**DATA:**

* Begin *

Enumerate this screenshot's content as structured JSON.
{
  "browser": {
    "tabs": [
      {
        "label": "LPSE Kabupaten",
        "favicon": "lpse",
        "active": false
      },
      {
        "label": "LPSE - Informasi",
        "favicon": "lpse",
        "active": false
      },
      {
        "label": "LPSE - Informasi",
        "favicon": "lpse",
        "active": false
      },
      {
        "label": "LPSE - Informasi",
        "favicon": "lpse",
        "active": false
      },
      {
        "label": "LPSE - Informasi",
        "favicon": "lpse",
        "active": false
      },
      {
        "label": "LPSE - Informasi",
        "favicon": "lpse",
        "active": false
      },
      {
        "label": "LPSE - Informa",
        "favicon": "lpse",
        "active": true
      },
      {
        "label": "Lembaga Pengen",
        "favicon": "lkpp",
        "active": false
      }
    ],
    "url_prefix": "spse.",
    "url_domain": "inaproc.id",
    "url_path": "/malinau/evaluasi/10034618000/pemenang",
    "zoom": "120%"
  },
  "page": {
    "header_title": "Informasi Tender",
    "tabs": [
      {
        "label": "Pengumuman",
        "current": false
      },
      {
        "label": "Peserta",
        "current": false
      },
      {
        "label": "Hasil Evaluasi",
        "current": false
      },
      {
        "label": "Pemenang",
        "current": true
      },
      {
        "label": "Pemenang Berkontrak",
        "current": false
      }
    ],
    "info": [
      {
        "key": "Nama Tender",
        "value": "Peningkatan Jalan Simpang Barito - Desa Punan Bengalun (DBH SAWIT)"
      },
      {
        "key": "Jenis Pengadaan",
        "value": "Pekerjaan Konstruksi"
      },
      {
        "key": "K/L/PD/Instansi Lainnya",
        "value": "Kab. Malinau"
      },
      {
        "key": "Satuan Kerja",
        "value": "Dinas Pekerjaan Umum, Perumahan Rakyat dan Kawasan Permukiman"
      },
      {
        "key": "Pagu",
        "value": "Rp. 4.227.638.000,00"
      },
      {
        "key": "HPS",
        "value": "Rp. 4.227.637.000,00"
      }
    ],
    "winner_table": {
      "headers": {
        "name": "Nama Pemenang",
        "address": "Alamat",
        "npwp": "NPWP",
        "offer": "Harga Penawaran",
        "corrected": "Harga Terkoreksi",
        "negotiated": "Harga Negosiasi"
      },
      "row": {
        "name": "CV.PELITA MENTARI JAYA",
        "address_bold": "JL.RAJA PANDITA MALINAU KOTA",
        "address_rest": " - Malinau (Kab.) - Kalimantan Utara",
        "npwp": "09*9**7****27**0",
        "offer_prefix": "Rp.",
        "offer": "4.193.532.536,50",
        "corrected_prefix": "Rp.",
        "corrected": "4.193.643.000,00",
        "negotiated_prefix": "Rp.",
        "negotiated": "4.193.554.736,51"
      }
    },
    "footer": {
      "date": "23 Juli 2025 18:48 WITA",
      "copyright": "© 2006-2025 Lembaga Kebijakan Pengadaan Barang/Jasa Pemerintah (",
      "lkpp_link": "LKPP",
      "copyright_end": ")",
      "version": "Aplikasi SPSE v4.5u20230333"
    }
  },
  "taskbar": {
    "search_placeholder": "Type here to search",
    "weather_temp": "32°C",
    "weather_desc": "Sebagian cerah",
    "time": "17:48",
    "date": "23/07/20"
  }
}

* End *
* Begin *

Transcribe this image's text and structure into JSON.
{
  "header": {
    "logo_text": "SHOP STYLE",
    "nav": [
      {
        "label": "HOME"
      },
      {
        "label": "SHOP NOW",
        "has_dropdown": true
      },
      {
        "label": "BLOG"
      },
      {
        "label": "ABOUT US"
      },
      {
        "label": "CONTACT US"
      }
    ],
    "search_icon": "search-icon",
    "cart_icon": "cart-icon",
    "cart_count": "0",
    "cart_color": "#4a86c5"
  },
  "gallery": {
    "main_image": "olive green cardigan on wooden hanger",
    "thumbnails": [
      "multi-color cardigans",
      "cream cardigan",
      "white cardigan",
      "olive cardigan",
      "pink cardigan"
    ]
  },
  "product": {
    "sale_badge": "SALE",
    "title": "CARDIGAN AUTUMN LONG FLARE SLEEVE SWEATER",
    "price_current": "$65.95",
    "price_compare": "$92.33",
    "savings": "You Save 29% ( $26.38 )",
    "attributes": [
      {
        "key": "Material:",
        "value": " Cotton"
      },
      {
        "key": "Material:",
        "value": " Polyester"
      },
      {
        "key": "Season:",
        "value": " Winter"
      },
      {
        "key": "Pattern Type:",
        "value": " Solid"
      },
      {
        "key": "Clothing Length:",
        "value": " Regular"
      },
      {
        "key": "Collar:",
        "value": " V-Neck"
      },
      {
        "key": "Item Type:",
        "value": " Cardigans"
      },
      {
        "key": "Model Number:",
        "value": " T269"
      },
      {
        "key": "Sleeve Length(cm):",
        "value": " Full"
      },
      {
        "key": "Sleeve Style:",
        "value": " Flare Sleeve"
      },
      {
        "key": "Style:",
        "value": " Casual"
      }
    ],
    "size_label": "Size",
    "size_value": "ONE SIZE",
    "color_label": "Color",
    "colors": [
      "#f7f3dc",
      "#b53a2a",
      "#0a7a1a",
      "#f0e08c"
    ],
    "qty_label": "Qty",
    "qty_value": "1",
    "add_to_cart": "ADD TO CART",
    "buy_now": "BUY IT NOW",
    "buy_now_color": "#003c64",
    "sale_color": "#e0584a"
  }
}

* End *

**WHAT IS BEING ASKED:** Search the entries for the word "Harga", then list each line that holds it.

**TASK SOLUTION:**
        "offer": "Harga Penawaran",
        "corrected": "Harga Terkoreksi",
        "negotiated": "Harga Negosiasi"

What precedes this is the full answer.